[Layout coordinate data]

## begin

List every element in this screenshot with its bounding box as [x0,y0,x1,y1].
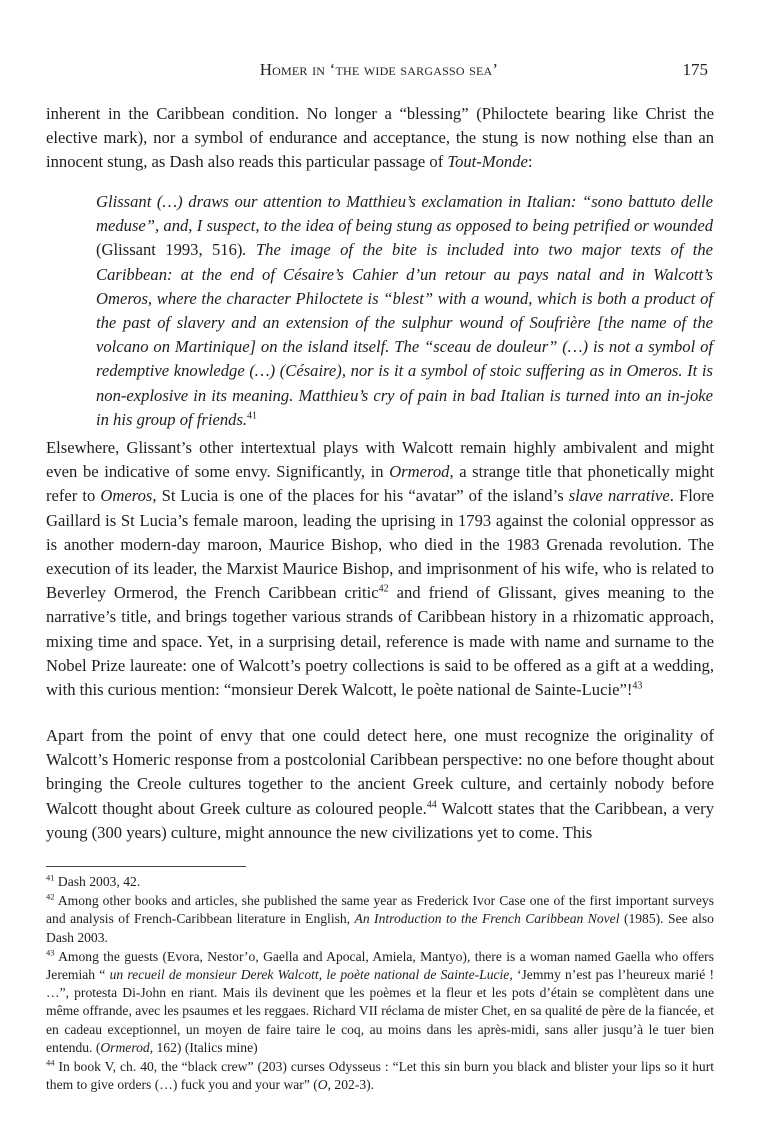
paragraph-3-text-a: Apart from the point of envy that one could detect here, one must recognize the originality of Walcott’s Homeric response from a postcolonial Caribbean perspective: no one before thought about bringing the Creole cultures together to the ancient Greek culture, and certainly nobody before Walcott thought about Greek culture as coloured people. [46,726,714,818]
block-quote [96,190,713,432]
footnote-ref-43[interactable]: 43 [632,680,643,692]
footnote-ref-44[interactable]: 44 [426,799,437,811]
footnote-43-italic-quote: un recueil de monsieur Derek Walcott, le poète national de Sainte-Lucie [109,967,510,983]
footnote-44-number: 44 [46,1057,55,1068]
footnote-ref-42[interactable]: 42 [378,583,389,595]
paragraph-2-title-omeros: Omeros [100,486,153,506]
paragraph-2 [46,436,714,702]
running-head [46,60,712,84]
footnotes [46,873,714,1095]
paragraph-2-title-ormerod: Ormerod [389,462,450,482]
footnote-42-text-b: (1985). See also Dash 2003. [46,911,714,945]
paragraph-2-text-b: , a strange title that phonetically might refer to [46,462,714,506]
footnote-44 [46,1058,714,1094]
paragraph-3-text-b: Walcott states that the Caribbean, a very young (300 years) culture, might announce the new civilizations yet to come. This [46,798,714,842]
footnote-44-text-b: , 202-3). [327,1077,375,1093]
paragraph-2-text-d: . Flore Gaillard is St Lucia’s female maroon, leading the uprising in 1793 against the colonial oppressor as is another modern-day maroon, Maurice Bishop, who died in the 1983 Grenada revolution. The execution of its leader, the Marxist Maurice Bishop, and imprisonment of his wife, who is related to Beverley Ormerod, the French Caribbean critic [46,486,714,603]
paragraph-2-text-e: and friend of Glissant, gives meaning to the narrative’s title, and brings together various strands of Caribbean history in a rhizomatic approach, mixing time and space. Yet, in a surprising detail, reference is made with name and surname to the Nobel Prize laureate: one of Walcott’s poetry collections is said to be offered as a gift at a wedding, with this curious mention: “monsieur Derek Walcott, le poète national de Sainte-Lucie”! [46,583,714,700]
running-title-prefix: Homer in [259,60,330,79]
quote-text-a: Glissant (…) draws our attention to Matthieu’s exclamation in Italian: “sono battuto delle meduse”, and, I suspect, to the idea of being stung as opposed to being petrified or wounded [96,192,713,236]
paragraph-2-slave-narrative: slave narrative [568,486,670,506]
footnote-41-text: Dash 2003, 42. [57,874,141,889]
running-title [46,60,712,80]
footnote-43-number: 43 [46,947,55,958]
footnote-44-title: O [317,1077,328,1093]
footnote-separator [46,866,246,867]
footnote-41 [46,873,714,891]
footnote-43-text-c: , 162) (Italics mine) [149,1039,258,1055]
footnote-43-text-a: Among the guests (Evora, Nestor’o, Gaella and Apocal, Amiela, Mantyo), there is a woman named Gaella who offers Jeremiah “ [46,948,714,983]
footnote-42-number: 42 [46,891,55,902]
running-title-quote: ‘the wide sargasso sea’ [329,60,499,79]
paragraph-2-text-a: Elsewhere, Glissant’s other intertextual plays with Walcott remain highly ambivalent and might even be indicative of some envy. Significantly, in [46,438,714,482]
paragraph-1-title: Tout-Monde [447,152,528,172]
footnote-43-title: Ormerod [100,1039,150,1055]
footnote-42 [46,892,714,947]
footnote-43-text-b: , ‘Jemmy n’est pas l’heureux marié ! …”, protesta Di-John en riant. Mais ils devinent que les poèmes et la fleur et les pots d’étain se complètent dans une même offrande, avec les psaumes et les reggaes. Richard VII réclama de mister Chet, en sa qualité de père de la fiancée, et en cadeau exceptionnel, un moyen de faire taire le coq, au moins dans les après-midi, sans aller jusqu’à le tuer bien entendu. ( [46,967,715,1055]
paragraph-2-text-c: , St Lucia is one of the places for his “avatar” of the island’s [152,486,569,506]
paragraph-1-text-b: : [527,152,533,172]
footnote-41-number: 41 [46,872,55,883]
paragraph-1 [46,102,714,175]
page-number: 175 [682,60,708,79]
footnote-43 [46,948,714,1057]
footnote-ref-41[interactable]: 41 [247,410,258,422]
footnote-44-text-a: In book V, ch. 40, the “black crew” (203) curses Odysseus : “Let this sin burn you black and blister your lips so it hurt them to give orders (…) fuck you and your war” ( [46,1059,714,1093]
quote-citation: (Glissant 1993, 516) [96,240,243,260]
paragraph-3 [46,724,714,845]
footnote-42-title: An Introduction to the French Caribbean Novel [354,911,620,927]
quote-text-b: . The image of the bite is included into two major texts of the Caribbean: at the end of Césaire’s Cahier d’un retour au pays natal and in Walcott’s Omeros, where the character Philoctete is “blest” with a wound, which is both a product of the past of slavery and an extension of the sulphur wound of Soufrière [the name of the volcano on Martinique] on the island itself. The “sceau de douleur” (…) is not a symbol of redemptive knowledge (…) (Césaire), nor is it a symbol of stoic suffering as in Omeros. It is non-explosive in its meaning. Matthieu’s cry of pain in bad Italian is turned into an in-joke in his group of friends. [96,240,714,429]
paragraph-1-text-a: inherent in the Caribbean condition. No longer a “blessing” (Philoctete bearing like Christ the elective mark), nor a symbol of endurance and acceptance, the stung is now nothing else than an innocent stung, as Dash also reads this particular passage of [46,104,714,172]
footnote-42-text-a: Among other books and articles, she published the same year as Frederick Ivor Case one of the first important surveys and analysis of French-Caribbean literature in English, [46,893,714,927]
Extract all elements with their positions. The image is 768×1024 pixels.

## end
## begin

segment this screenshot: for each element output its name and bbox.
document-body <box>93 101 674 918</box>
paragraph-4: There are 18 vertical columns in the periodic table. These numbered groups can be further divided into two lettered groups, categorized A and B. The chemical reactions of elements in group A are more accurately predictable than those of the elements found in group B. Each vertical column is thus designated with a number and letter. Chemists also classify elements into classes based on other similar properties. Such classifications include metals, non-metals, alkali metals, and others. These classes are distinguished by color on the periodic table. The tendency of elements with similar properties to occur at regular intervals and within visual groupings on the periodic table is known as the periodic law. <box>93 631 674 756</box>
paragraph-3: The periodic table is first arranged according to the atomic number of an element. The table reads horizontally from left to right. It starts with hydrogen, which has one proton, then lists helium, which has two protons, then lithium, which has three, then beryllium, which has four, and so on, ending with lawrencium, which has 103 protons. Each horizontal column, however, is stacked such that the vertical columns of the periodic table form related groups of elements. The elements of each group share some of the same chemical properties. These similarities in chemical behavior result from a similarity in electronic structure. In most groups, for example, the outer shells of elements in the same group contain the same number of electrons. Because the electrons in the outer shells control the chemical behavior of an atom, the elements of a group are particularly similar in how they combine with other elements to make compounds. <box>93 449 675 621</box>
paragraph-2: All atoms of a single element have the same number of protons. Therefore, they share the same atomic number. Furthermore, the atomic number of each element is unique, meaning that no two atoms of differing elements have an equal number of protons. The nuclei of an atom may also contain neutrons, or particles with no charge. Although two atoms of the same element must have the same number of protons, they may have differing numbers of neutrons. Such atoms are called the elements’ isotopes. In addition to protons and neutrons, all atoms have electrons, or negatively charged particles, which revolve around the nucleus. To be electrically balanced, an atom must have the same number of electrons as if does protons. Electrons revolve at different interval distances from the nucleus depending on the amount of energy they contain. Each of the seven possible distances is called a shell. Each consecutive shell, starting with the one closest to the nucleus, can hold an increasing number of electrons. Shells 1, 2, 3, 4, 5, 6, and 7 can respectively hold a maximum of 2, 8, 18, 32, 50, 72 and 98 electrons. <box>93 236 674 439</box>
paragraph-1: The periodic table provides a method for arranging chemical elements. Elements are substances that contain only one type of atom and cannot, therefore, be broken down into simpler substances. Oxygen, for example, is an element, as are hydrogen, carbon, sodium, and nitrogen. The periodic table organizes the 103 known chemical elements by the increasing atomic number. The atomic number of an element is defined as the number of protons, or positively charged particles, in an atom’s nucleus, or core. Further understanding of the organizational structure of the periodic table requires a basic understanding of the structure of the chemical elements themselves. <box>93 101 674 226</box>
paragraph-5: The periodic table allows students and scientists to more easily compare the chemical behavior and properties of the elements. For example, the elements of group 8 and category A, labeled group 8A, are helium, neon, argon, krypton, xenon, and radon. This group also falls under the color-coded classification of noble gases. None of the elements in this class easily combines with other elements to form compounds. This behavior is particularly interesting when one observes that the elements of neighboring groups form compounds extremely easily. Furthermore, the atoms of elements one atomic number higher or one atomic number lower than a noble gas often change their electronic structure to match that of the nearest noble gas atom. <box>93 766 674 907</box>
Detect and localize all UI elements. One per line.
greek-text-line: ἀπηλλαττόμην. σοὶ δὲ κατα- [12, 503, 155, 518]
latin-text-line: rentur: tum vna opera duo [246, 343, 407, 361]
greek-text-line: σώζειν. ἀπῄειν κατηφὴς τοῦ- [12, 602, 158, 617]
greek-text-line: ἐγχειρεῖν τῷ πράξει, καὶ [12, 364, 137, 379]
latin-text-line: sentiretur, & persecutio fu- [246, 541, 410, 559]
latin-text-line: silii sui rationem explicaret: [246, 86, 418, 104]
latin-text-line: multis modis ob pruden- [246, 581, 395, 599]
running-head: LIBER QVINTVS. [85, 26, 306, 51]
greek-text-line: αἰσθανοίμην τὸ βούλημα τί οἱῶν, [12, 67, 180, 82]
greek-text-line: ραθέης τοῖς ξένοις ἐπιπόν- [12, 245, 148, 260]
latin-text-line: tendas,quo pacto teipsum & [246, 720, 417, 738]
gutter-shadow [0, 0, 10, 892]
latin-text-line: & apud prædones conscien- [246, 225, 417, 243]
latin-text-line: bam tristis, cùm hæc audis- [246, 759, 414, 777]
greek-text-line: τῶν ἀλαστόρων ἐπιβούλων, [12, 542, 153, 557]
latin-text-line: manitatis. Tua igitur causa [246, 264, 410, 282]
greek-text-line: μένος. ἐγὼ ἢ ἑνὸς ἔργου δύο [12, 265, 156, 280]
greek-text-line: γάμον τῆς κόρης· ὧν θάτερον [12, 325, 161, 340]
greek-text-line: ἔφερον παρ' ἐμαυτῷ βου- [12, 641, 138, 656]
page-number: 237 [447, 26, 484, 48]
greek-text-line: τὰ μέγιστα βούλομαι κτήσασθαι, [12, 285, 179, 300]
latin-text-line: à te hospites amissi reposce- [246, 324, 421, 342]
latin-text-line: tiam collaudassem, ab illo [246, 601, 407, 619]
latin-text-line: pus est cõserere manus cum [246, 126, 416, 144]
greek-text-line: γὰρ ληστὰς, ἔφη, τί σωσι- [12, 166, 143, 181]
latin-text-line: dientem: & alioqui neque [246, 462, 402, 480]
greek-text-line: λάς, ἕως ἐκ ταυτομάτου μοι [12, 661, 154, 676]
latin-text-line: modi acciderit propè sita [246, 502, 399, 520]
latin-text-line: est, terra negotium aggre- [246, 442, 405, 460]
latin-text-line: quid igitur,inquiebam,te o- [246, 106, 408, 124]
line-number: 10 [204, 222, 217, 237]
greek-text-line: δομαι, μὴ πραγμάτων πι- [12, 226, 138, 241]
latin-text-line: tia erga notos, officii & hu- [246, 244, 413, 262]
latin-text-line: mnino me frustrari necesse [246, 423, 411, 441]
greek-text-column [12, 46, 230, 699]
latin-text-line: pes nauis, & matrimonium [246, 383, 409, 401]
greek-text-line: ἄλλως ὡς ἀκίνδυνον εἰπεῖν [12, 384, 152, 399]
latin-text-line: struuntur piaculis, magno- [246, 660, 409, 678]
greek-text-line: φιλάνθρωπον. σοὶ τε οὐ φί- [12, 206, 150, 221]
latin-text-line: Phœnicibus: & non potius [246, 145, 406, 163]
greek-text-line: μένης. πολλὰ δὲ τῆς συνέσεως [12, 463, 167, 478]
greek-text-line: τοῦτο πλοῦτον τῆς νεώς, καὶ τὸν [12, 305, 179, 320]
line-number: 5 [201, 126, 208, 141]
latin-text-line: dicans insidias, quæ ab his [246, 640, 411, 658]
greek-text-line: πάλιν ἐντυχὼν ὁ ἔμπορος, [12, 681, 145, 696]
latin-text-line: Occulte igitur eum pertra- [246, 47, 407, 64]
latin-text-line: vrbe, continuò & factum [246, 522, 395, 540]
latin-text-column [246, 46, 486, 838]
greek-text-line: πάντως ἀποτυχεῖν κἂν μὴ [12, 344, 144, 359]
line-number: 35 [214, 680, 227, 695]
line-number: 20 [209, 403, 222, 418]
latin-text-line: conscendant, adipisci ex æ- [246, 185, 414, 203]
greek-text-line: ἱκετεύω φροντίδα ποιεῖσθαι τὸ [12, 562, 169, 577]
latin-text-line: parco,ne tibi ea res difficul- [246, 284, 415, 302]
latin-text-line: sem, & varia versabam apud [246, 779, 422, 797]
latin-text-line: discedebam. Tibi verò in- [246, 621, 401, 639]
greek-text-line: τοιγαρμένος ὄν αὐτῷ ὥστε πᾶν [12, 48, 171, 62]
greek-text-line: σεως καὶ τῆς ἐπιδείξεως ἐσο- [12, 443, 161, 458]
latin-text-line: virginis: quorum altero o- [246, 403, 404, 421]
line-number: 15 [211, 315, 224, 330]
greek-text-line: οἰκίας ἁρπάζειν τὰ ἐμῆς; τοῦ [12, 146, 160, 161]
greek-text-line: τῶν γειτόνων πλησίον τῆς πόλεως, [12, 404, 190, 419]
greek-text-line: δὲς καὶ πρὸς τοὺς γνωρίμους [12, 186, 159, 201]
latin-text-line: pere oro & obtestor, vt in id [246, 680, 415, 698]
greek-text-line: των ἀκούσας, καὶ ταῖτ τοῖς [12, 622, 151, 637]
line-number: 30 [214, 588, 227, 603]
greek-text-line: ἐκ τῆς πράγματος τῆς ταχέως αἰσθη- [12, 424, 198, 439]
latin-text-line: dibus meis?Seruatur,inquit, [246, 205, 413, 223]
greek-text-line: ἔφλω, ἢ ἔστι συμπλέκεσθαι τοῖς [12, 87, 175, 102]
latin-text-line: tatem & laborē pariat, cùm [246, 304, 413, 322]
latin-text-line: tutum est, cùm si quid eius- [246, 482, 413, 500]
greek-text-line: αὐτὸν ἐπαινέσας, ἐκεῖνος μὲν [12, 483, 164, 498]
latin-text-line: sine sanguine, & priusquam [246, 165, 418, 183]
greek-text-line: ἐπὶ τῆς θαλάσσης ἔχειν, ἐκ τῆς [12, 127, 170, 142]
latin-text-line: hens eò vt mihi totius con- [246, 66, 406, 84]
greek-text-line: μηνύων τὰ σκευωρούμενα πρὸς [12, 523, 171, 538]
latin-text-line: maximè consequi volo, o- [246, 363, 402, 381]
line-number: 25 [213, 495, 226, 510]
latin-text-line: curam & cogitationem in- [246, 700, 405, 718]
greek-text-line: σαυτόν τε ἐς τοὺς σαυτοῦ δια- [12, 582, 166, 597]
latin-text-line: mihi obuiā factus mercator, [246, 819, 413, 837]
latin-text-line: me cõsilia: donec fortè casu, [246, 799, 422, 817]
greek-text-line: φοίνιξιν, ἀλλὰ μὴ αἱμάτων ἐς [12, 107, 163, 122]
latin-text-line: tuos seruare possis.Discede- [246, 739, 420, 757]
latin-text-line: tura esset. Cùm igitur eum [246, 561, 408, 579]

## end
## begin

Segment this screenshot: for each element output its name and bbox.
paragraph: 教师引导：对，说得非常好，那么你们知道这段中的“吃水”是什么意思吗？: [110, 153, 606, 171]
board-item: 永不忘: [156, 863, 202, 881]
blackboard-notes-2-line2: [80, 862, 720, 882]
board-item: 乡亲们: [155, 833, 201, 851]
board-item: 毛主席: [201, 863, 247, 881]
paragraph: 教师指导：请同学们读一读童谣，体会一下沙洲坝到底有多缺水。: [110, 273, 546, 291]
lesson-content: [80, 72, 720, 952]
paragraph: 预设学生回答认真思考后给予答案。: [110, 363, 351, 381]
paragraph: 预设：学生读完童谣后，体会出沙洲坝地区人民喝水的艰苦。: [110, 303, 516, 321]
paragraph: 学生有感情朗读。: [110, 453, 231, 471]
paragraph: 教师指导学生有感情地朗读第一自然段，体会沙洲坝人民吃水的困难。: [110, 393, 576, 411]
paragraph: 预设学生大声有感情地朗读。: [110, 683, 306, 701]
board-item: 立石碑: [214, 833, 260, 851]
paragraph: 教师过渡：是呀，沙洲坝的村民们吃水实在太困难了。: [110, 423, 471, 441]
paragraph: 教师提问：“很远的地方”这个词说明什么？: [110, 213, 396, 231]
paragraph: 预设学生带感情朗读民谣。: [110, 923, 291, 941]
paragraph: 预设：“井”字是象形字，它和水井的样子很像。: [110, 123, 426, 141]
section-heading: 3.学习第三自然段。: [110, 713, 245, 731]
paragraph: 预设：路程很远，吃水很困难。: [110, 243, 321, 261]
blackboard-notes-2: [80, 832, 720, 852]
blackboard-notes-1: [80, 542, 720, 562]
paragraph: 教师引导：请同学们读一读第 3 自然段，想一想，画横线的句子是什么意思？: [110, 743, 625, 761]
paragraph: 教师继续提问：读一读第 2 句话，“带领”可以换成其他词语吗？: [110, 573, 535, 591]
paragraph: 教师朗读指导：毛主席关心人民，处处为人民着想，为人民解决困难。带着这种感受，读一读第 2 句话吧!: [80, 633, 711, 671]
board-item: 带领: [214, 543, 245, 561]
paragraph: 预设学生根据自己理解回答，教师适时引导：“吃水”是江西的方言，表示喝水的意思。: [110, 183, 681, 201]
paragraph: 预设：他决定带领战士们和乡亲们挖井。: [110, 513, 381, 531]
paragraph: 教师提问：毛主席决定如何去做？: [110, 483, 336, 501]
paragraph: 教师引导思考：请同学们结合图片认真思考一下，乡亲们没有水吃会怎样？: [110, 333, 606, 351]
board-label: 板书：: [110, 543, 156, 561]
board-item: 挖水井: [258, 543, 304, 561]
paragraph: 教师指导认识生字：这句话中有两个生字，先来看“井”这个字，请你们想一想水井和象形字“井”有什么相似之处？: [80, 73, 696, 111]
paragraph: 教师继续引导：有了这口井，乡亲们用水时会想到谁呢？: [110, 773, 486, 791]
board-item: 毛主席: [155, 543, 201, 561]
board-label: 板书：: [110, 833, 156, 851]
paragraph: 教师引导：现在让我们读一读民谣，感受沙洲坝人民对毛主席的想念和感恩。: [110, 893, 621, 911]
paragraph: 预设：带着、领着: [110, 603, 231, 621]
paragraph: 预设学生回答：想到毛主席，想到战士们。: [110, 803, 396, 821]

## end

▶ _TASK INSTRUCTIONS_
Copy out the entries verbatim, starting at the line that contains "paragraph-3-text-a: Apart from" and ending at the line that contains "footnote-ref-43[interactable]: 43 [632,680,643,692]", both of these lines included.

▶ _EXERCISE RESULT_
paragraph-3-text-a: Apart from the point of envy that one could detect here, one must recognize the originality of Walcott’s Homeric response from a postcolonial Caribbean perspective: no one before thought about bringing the Creole cultures together to the ancient Greek culture, and certainly nobody before Walcott thought about Greek culture as coloured people. [46,726,714,818]
block-quote [96,190,713,432]
footnote-ref-43[interactable]: 43 [632,680,643,692]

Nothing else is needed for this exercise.